# [WHAT TO DO]
Return only those lines of the listing in which "panel" appears.

# [INFORMATION]

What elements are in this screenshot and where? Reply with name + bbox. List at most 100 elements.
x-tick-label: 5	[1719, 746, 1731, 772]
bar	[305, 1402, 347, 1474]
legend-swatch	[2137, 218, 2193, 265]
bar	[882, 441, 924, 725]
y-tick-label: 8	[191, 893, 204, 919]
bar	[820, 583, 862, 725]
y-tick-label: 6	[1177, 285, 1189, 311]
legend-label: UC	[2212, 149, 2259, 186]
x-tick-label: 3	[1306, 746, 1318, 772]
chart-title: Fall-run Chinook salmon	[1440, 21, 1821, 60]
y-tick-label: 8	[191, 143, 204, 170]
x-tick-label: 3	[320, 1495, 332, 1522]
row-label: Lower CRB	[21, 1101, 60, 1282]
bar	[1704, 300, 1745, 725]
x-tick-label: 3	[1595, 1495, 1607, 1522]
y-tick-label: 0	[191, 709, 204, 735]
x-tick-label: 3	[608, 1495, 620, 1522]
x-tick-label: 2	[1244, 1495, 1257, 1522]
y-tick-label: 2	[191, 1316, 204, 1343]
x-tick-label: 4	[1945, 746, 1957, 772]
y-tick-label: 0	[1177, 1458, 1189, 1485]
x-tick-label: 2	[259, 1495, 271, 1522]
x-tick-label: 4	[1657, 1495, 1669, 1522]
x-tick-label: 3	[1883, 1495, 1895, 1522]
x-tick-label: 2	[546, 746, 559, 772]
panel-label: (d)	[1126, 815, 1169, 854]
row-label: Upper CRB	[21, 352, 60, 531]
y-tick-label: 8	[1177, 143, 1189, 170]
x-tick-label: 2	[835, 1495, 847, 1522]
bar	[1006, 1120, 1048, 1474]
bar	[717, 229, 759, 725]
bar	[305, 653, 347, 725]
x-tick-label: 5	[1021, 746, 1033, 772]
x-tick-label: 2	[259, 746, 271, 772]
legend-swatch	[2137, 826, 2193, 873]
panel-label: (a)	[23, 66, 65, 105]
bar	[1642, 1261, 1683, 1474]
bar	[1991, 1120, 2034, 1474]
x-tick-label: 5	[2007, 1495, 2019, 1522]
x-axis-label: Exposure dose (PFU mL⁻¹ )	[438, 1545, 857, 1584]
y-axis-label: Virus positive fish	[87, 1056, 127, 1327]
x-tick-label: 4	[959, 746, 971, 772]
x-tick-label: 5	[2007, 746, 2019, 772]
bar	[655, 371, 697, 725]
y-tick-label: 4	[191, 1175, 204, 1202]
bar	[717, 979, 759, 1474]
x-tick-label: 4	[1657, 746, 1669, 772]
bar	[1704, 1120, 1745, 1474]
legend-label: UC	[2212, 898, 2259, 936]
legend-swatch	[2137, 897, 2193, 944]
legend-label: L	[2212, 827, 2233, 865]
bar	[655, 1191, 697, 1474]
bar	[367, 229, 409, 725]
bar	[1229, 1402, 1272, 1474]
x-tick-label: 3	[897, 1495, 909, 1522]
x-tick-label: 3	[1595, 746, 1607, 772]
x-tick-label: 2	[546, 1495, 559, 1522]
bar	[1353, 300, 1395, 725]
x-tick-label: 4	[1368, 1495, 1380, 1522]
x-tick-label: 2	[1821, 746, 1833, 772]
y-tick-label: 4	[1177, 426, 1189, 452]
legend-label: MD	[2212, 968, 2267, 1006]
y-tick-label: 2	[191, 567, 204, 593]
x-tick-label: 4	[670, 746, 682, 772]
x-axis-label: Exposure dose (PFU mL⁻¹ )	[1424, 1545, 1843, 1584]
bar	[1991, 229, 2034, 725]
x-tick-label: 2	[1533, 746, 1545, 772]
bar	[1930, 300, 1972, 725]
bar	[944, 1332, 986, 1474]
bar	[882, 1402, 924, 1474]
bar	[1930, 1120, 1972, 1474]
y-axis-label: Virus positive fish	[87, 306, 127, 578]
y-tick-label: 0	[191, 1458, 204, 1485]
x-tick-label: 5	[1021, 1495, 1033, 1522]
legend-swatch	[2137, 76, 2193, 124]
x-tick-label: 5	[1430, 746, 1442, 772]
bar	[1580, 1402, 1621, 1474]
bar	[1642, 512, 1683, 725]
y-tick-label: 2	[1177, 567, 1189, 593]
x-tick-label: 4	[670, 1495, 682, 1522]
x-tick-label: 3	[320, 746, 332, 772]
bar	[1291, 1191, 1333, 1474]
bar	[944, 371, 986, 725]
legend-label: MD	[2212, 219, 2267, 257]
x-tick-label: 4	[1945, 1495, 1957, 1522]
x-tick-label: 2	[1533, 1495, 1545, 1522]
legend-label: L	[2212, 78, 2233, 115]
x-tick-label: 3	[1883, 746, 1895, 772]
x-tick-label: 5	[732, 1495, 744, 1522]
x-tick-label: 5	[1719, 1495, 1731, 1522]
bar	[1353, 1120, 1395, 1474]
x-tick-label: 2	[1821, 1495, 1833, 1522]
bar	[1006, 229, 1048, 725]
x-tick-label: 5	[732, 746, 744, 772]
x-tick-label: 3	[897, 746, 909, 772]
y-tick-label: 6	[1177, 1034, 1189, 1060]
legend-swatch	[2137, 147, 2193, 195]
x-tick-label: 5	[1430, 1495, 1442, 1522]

# [RESPONSE AREA]
panel-label: (d)	[1126, 815, 1169, 854]
panel-label: (a)	[23, 66, 65, 105]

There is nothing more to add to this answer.